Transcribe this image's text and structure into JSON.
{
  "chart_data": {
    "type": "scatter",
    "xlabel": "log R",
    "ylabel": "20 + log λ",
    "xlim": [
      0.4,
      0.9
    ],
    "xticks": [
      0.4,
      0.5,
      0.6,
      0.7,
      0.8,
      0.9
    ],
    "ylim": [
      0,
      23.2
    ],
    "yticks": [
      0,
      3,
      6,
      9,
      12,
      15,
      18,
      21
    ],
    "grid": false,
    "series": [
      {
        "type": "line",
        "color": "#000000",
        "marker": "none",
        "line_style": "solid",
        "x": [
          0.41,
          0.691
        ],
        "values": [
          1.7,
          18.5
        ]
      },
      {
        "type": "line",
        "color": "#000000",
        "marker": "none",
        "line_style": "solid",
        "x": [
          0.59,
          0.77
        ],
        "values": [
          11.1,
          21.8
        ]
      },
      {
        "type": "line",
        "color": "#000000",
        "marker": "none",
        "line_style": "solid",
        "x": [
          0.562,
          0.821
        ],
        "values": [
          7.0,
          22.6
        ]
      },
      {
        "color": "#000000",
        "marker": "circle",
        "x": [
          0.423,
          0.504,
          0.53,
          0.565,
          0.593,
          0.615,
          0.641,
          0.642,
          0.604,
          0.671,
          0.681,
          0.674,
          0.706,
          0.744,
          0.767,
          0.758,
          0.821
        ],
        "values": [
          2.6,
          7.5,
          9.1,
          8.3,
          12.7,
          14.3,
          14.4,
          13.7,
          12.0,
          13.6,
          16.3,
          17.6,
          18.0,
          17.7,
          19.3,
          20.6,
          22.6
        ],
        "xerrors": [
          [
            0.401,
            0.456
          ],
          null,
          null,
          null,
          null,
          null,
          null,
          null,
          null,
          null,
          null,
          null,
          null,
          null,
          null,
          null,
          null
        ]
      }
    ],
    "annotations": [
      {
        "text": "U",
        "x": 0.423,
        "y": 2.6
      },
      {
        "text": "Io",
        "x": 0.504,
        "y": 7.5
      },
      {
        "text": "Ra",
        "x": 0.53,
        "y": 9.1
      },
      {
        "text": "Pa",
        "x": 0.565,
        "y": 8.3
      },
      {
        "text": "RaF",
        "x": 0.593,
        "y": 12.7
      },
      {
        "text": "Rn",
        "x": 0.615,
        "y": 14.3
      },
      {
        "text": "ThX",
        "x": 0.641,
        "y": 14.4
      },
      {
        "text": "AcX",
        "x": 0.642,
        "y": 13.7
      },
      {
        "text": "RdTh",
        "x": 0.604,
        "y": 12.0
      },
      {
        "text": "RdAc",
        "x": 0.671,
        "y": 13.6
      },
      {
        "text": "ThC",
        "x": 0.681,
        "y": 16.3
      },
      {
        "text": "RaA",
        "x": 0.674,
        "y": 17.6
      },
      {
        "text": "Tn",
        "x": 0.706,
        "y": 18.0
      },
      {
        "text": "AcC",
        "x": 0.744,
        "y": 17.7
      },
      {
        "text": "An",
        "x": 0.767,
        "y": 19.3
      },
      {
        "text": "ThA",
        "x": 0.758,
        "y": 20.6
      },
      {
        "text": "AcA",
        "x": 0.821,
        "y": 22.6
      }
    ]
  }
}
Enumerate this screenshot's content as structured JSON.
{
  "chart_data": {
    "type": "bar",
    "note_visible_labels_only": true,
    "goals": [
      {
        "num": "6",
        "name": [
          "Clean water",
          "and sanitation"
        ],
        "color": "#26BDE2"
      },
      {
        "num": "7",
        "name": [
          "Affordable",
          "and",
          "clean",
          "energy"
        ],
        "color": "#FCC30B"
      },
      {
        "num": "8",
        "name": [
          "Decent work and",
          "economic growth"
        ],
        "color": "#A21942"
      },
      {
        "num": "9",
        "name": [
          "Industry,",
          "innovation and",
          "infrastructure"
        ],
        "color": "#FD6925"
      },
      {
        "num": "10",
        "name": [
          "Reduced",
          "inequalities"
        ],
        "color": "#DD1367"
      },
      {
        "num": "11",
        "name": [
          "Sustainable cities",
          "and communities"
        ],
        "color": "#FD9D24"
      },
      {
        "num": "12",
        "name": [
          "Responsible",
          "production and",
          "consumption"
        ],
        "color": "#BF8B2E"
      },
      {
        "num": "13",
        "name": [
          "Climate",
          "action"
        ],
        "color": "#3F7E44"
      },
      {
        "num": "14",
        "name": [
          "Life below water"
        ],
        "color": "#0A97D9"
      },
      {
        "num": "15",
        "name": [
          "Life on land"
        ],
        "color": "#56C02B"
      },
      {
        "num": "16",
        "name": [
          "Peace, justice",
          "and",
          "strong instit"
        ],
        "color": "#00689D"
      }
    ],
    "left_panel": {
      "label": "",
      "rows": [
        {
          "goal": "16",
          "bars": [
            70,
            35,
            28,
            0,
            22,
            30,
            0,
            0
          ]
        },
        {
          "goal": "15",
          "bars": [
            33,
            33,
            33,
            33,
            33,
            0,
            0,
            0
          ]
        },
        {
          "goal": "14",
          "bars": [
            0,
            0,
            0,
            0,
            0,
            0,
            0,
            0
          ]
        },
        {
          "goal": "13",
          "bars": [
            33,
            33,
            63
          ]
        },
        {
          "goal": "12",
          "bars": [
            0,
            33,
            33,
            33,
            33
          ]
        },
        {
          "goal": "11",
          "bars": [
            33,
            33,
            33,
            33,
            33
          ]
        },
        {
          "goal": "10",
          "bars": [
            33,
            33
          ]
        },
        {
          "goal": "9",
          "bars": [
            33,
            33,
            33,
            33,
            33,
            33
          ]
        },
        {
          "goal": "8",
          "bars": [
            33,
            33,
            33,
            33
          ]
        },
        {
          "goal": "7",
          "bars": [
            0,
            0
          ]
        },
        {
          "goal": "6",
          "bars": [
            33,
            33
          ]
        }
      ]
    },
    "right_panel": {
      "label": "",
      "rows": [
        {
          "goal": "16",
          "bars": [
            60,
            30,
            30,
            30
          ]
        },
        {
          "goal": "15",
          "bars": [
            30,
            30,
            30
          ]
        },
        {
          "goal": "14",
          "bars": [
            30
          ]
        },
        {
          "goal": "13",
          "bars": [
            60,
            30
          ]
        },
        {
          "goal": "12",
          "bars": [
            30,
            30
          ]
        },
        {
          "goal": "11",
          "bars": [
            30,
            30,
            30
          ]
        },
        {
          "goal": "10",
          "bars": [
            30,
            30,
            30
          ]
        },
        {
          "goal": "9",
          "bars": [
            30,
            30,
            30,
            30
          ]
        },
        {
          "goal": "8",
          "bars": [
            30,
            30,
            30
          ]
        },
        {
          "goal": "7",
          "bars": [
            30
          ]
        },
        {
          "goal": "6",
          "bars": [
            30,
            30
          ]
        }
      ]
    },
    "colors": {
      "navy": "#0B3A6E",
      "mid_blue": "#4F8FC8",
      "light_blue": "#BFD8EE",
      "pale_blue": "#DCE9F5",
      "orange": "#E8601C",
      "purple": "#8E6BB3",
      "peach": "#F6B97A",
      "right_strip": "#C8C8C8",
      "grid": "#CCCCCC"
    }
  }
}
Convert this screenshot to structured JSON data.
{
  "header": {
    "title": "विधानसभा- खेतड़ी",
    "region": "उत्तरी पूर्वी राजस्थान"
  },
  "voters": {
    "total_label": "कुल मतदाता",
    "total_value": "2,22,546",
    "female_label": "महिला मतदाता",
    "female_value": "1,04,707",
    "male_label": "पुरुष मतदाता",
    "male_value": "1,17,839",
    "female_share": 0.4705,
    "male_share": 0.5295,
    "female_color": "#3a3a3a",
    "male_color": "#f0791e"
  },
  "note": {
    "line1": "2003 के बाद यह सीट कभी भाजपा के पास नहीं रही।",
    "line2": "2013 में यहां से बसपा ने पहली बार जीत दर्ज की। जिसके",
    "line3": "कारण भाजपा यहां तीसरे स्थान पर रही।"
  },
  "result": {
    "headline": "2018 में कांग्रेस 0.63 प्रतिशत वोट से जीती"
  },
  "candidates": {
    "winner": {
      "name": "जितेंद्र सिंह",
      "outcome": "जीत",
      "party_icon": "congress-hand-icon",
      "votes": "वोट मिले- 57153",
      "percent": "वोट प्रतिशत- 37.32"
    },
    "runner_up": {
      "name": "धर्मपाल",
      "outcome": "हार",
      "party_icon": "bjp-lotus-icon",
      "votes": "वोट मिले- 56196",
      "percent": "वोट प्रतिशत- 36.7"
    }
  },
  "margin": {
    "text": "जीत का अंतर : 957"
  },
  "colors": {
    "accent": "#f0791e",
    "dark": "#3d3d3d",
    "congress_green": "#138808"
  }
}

INSTRUCTIONS FOR THE TASK — Return every line above that contains the word "this".

FINISHED TASK —
Transcribe this image's text and structure into JSON.
Enumerate this screenshot's content as structured JSON.
Convert this screenshot to structured JSON data.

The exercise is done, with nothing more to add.